Stored data:
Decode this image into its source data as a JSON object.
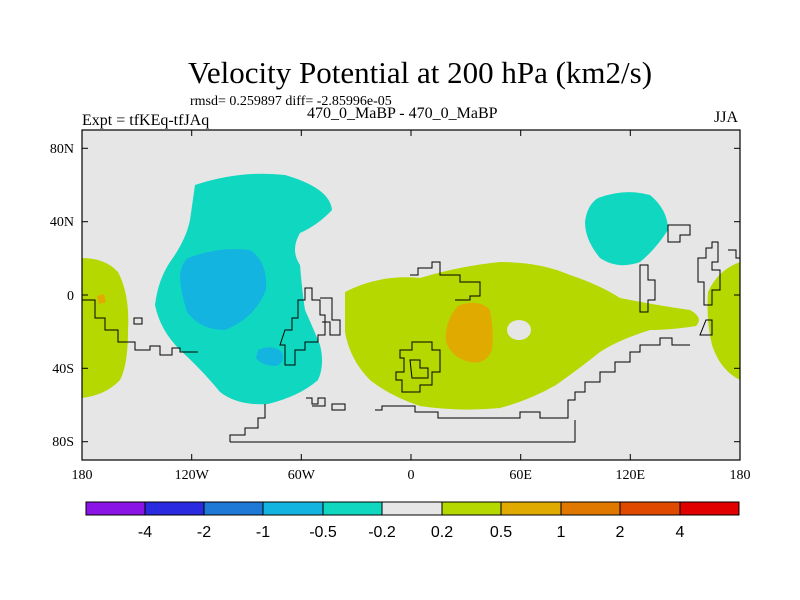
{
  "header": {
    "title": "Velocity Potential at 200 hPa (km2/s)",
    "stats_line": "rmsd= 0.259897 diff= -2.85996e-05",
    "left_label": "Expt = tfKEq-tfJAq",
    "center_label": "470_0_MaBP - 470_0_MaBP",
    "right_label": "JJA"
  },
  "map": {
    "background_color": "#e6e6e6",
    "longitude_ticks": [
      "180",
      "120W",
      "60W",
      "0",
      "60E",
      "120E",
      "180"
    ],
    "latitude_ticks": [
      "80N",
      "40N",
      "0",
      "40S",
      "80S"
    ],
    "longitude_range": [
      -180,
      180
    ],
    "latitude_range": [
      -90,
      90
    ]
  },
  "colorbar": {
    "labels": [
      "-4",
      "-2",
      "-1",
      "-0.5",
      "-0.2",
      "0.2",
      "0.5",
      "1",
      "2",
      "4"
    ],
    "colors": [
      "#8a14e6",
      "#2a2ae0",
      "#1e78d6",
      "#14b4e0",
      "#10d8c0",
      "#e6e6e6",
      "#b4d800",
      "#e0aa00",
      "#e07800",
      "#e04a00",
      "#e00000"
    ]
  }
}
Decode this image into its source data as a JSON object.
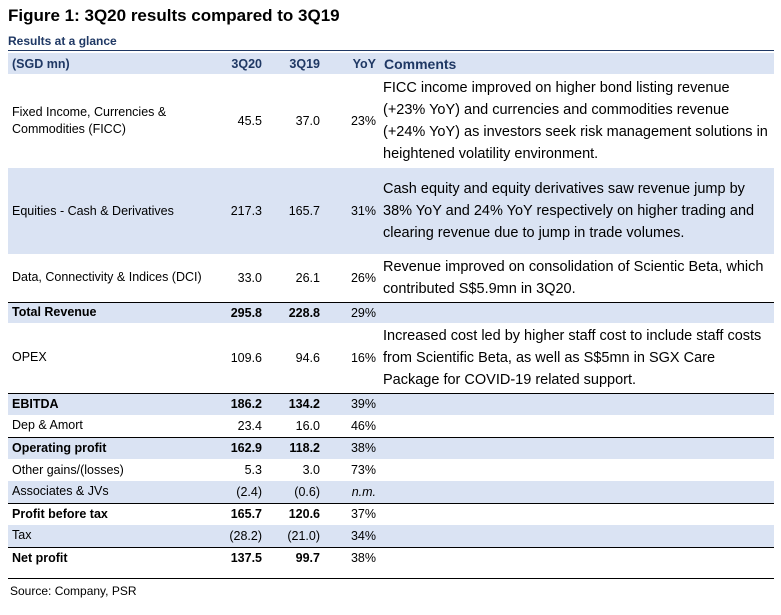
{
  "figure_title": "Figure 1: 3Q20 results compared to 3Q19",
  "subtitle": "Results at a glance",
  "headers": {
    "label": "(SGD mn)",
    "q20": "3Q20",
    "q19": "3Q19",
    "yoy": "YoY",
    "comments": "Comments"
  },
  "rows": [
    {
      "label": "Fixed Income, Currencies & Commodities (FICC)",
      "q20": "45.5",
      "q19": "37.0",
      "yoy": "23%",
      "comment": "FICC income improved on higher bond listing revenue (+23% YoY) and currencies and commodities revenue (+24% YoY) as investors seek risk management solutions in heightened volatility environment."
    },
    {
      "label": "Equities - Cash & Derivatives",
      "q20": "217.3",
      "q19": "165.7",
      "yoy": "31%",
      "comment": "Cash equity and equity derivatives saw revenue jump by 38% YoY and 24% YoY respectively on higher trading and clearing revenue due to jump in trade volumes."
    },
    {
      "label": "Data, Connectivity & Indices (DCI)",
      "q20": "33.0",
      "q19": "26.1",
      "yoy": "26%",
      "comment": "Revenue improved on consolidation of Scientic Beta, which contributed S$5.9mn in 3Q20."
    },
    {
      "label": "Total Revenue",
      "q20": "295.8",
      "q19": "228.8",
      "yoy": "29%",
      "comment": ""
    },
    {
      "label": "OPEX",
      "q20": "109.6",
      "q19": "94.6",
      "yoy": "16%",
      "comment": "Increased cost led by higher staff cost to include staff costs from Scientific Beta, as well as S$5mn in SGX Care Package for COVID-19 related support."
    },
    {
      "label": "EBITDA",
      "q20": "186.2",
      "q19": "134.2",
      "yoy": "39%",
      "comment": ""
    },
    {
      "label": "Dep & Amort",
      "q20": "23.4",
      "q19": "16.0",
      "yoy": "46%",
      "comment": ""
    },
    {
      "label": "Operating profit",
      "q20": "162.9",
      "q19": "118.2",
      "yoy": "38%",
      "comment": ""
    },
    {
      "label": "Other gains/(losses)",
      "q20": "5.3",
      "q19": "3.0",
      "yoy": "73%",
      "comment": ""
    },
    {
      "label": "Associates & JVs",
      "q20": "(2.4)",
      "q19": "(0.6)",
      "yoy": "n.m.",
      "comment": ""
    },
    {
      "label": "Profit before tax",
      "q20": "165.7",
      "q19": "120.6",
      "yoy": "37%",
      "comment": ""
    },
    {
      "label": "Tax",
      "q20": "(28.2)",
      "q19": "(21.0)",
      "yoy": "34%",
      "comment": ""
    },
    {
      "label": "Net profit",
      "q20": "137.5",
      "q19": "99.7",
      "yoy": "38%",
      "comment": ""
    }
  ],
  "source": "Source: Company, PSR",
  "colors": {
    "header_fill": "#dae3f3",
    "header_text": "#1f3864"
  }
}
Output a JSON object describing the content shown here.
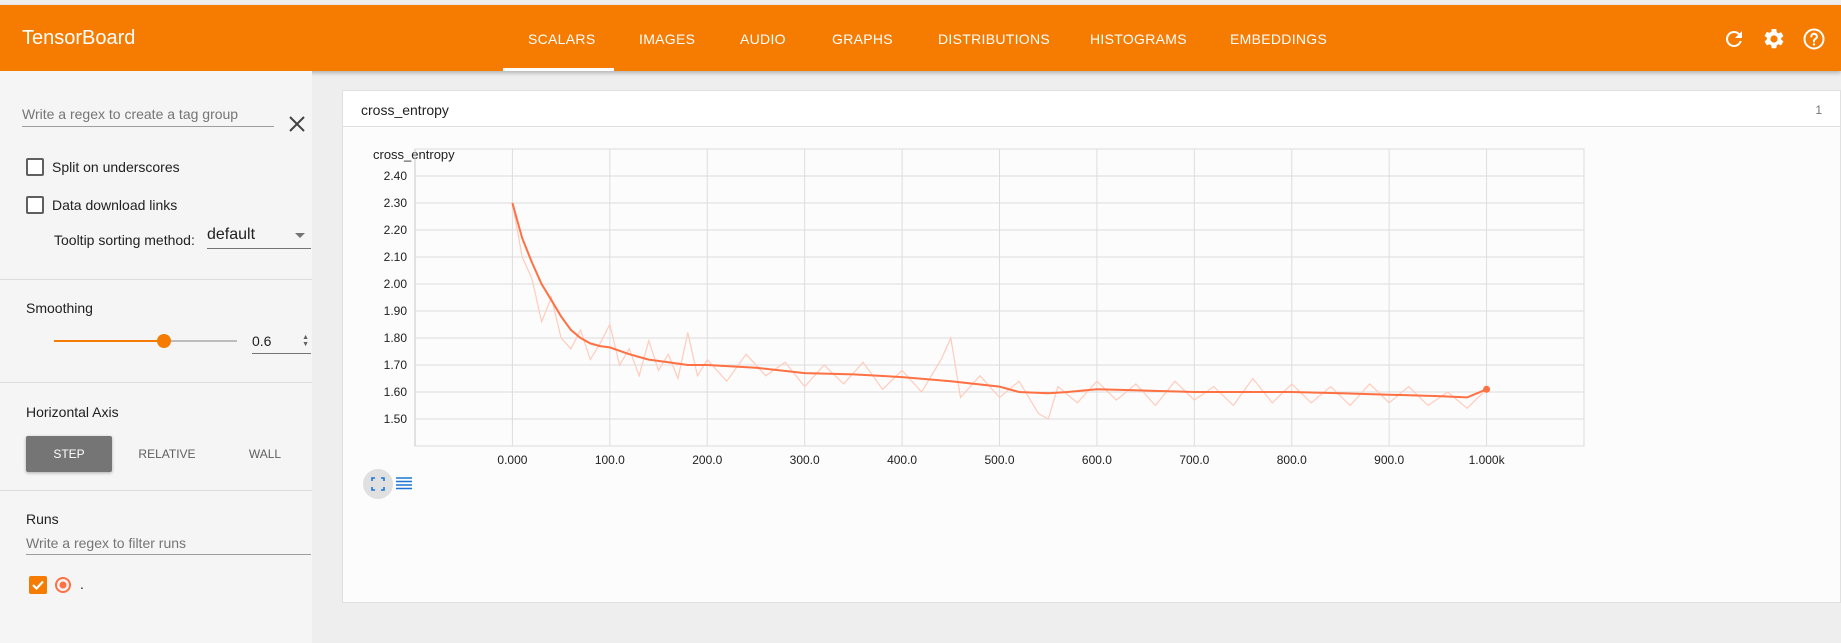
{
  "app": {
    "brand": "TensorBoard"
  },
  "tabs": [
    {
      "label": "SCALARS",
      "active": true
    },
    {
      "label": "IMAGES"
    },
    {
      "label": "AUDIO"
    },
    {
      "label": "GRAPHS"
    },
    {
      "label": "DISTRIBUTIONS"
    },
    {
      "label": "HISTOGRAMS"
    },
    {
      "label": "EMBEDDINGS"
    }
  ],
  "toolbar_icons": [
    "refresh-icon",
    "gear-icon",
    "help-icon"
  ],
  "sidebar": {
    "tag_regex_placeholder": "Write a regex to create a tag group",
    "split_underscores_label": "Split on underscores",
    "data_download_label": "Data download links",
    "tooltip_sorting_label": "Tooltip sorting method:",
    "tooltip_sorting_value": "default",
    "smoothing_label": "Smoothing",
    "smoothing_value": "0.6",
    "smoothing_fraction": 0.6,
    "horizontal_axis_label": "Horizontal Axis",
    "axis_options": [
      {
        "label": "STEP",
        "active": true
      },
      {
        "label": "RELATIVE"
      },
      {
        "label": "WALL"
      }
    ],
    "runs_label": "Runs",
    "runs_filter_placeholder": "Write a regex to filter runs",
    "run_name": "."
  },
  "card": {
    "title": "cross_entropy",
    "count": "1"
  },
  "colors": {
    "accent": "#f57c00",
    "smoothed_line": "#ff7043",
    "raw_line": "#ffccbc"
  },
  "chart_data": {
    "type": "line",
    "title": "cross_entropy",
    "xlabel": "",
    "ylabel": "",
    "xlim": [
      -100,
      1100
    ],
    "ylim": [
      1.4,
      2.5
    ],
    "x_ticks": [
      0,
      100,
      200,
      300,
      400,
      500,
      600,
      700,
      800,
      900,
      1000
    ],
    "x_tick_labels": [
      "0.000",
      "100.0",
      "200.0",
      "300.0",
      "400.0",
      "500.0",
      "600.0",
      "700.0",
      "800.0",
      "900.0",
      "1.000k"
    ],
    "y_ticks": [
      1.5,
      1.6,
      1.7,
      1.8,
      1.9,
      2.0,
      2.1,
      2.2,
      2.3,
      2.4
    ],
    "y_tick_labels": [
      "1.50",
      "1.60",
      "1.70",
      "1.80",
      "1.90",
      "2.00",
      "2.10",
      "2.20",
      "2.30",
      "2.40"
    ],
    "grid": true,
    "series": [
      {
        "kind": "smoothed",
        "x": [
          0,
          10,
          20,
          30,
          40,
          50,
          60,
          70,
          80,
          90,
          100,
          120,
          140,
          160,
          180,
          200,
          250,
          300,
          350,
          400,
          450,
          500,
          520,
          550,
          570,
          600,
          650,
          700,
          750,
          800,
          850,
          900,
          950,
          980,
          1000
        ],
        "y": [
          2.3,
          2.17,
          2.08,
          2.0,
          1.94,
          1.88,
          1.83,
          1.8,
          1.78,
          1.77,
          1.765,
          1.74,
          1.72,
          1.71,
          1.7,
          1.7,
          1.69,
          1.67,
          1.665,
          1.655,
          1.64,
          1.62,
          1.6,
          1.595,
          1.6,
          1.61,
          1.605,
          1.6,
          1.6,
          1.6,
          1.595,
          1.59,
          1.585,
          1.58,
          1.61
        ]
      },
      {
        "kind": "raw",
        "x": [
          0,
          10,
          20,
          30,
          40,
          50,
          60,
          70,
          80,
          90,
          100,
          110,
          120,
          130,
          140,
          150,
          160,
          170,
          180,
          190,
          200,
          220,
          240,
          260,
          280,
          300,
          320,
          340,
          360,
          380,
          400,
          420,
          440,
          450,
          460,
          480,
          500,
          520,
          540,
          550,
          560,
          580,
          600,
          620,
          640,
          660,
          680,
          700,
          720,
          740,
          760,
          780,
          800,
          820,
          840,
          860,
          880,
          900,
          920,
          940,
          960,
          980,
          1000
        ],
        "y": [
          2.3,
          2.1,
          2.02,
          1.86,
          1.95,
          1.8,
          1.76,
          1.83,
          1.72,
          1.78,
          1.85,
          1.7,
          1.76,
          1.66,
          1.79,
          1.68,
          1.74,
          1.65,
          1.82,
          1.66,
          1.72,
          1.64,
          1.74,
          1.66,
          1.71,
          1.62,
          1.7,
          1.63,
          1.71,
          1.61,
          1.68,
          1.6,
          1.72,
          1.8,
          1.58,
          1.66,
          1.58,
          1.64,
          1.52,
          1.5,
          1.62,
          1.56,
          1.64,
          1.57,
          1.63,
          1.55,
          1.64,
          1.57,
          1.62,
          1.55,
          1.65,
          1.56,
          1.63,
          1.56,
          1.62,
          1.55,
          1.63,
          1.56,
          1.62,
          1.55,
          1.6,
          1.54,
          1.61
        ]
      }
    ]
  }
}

---

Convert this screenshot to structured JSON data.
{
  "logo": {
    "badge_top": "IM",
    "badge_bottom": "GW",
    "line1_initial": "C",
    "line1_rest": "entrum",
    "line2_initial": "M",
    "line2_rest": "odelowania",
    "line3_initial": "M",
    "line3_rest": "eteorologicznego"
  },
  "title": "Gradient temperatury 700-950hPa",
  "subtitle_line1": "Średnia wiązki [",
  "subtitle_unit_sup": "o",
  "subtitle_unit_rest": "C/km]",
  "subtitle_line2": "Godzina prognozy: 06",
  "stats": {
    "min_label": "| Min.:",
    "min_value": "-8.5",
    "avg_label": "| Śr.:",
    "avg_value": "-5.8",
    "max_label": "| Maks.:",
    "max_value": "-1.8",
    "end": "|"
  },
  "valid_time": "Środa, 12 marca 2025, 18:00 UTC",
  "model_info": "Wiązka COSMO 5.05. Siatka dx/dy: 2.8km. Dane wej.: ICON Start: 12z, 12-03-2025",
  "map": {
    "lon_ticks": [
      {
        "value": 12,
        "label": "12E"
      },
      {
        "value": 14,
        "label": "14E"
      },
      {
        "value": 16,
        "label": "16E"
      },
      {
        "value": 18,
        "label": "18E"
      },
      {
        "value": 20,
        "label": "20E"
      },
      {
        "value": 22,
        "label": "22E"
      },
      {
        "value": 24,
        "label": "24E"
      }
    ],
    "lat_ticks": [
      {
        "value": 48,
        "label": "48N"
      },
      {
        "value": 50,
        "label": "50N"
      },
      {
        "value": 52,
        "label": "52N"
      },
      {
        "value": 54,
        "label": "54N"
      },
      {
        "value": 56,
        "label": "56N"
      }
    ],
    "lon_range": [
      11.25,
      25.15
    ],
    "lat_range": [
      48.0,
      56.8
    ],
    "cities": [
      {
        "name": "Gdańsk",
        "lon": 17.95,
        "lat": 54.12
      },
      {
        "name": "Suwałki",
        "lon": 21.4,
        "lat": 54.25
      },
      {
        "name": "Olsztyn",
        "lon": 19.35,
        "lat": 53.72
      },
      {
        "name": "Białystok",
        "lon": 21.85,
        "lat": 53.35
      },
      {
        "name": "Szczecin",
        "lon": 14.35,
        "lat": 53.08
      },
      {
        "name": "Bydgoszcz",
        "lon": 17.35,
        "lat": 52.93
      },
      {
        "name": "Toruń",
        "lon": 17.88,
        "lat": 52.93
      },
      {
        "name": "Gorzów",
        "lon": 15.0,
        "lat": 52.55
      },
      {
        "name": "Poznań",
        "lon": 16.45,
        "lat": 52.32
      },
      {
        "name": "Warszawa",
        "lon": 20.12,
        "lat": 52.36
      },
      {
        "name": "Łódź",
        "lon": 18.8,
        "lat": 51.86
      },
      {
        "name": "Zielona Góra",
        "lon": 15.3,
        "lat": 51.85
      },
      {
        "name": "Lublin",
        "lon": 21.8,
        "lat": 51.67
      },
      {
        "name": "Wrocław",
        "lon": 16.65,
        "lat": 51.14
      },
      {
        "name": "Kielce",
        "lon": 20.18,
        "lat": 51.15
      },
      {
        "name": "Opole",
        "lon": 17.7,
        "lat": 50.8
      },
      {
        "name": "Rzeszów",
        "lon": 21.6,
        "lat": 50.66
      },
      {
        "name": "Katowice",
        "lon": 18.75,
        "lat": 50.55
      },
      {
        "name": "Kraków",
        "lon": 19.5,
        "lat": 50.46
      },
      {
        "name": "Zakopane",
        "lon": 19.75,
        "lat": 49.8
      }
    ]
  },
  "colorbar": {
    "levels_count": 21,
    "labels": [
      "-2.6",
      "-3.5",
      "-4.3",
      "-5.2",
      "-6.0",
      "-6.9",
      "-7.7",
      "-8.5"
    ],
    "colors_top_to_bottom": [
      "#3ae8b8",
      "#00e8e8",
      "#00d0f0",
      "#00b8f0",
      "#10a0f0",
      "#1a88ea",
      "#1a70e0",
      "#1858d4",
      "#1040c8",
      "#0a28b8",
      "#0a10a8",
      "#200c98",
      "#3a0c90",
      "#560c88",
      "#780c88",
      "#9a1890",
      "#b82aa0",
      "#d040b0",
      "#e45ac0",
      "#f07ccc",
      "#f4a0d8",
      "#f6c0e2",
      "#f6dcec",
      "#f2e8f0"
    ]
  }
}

Directions for this task: Pick out each line that holds the string "improved".

Expected answer:
      "comment": "FICC income improved on higher bond listing revenue (+23% YoY) and currencies and commodities revenue (+24% YoY) as investors seek risk management solutions in heightened volatility environment."
      "comment": "Revenue improved on consolidation of Scientic Beta, which contributed S$5.9mn in 3Q20."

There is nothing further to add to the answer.